Objective: Below are some records. Copy every line in them that holds "this".

Input data:

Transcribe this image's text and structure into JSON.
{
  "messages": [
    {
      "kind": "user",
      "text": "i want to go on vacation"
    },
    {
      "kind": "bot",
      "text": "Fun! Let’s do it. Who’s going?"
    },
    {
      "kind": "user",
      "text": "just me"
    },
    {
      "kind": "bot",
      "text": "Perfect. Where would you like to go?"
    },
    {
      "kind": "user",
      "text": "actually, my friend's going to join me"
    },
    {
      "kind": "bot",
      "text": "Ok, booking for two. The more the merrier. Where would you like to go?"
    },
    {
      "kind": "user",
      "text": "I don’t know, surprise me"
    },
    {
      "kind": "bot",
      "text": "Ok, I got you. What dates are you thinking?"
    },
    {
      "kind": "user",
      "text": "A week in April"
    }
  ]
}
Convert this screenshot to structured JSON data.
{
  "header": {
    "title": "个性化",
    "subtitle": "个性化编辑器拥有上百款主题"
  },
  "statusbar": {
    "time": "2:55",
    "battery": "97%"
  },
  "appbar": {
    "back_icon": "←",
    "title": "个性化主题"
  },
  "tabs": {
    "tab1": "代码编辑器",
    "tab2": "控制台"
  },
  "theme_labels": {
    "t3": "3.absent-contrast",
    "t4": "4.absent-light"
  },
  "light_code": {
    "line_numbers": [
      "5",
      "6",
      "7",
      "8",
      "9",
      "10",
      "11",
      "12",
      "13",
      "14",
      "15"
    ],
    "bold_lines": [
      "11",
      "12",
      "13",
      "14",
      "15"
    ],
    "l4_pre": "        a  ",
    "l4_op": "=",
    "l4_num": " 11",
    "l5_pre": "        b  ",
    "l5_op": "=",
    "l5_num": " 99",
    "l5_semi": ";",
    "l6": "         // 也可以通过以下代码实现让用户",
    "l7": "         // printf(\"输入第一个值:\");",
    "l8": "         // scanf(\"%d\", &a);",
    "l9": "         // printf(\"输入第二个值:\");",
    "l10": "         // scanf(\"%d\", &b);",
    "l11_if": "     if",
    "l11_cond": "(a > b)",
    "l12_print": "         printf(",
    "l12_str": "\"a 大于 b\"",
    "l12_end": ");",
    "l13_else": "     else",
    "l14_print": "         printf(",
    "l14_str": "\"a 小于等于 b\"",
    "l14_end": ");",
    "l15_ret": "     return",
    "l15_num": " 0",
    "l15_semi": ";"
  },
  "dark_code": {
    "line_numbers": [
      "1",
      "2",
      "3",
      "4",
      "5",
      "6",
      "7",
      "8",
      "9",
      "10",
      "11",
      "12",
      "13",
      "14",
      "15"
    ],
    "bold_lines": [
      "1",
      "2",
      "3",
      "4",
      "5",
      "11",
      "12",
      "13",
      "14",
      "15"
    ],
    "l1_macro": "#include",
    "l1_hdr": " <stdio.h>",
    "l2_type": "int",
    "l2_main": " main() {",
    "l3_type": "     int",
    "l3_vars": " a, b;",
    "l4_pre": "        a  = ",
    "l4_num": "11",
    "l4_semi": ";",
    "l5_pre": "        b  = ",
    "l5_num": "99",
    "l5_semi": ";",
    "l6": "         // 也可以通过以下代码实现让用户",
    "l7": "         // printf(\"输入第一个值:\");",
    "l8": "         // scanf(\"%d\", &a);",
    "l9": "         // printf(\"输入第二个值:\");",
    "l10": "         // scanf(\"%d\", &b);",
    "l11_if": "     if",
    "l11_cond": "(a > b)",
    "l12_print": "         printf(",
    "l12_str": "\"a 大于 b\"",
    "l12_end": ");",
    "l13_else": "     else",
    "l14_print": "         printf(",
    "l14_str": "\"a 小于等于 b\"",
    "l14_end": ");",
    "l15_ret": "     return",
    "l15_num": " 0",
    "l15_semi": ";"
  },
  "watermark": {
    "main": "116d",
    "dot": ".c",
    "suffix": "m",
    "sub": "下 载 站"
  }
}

Full response:
Transcribe this image's text and structure into JSON.
Convert this screenshot to structured JSON data.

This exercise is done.